- _Description of the task_
What follows is a set of records; restate each one word for word and drop the pictures.

- _Data records_
---+---

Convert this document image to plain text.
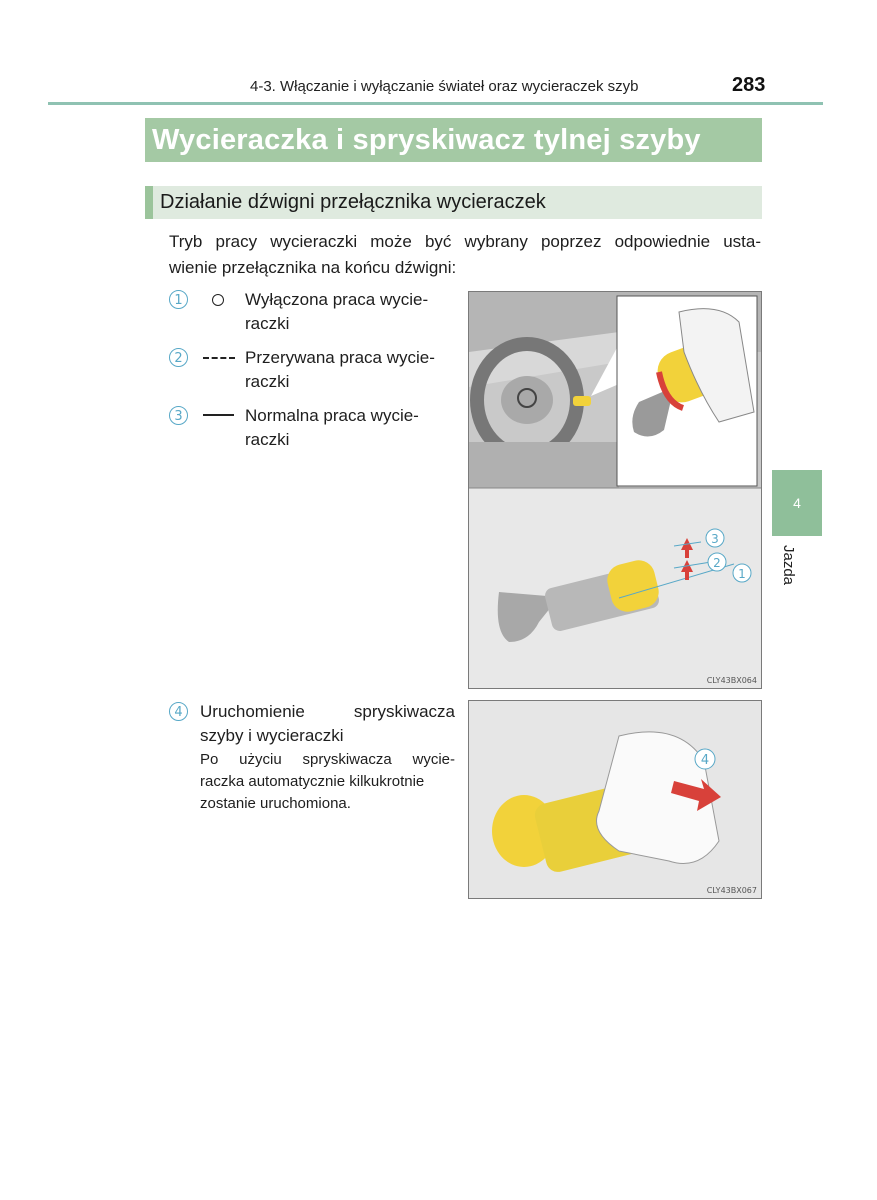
4-3. Włączanie i wyłączanie świateł oraz wycieraczek szyb	283
Wycieraczka i spryskiwacz tylnej szyby
Działanie dźwigni przełącznika wycieraczek
Tryb pracy wycieraczki może być wybrany poprzez odpowiednie usta-
wienie przełącznika na końcu dźwigni:
1	Wyłączona praca wycie-
raczki
2	Przerywana praca wycie-
raczki
3	Normalna praca wycie-
raczki
3
2
1
CLY43BX064
4
Jazda
4	Uruchomienie spryskiwacza
szyby i wycieraczki
Po użyciu spryskiwacza wycie-
raczka automatycznie kilkukrotnie
zostanie uruchomiona.
4
CLY43BX067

---+---

- _Task result_
Convert this document image to plain text.
4-3. Włączanie i wyłączanie świateł oraz wycieraczek szyb	283
Wycieraczka i spryskiwacz tylnej szyby
Działanie dźwigni przełącznika wycieraczek
Tryb pracy wycieraczki może być wybrany poprzez odpowiednie usta-
wienie przełącznika na końcu dźwigni:
1	Wyłączona praca wycie-
raczki
2	Przerywana praca wycie-
raczki
3	Normalna praca wycie-
raczki
3
2
1
CLY43BX064
4
Jazda
4	Uruchomienie spryskiwacza
szyby i wycieraczki
Po użyciu spryskiwacza wycie-
raczka automatycznie kilkukrotnie
zostanie uruchomiona.
4
CLY43BX067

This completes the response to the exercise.